_What you need to do_: The entries below are to be repeated exactly as they stand.

Stored records:
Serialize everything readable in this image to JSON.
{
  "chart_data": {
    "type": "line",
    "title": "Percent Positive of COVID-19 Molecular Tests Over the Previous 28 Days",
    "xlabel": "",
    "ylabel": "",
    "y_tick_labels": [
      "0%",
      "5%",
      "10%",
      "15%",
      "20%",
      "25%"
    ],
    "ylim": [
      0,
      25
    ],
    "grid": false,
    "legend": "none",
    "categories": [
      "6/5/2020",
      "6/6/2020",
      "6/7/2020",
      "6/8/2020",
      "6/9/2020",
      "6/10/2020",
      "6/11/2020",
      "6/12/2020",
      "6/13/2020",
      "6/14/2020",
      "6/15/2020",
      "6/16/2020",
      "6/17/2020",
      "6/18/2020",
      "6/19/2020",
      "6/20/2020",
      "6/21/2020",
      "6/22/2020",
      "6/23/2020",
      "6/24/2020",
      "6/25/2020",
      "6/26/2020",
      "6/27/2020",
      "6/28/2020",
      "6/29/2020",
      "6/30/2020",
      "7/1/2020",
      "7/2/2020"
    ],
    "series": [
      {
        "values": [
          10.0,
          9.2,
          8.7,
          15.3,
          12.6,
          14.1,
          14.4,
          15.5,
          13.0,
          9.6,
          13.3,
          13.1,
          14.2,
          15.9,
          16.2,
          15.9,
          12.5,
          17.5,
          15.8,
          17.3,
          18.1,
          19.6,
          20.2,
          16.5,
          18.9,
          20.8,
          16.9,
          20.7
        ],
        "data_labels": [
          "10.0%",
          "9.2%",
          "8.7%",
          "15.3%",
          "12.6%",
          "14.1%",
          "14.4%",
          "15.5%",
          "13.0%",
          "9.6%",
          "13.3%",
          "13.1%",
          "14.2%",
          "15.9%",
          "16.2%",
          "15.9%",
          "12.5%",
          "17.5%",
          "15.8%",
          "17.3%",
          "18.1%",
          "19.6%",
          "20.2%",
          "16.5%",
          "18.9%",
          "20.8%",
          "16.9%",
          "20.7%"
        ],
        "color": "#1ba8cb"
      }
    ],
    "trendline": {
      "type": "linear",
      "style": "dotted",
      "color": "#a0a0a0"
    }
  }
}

_Result_:
Serialize everything readable in this image to JSON.
{
  "chart_data": {
    "type": "line",
    "title": "Percent Positive of COVID-19 Molecular Tests Over the Previous 28 Days",
    "xlabel": "",
    "ylabel": "",
    "y_tick_labels": [
      "0%",
      "5%",
      "10%",
      "15%",
      "20%",
      "25%"
    ],
    "ylim": [
      0,
      25
    ],
    "grid": false,
    "legend": "none",
    "categories": [
      "6/5/2020",
      "6/6/2020",
      "6/7/2020",
      "6/8/2020",
      "6/9/2020",
      "6/10/2020",
      "6/11/2020",
      "6/12/2020",
      "6/13/2020",
      "6/14/2020",
      "6/15/2020",
      "6/16/2020",
      "6/17/2020",
      "6/18/2020",
      "6/19/2020",
      "6/20/2020",
      "6/21/2020",
      "6/22/2020",
      "6/23/2020",
      "6/24/2020",
      "6/25/2020",
      "6/26/2020",
      "6/27/2020",
      "6/28/2020",
      "6/29/2020",
      "6/30/2020",
      "7/1/2020",
      "7/2/2020"
    ],
    "series": [
      {
        "values": [
          10.0,
          9.2,
          8.7,
          15.3,
          12.6,
          14.1,
          14.4,
          15.5,
          13.0,
          9.6,
          13.3,
          13.1,
          14.2,
          15.9,
          16.2,
          15.9,
          12.5,
          17.5,
          15.8,
          17.3,
          18.1,
          19.6,
          20.2,
          16.5,
          18.9,
          20.8,
          16.9,
          20.7
        ],
        "data_labels": [
          "10.0%",
          "9.2%",
          "8.7%",
          "15.3%",
          "12.6%",
          "14.1%",
          "14.4%",
          "15.5%",
          "13.0%",
          "9.6%",
          "13.3%",
          "13.1%",
          "14.2%",
          "15.9%",
          "16.2%",
          "15.9%",
          "12.5%",
          "17.5%",
          "15.8%",
          "17.3%",
          "18.1%",
          "19.6%",
          "20.2%",
          "16.5%",
          "18.9%",
          "20.8%",
          "16.9%",
          "20.7%"
        ],
        "color": "#1ba8cb"
      }
    ],
    "trendline": {
      "type": "linear",
      "style": "dotted",
      "color": "#a0a0a0"
    }
  }
}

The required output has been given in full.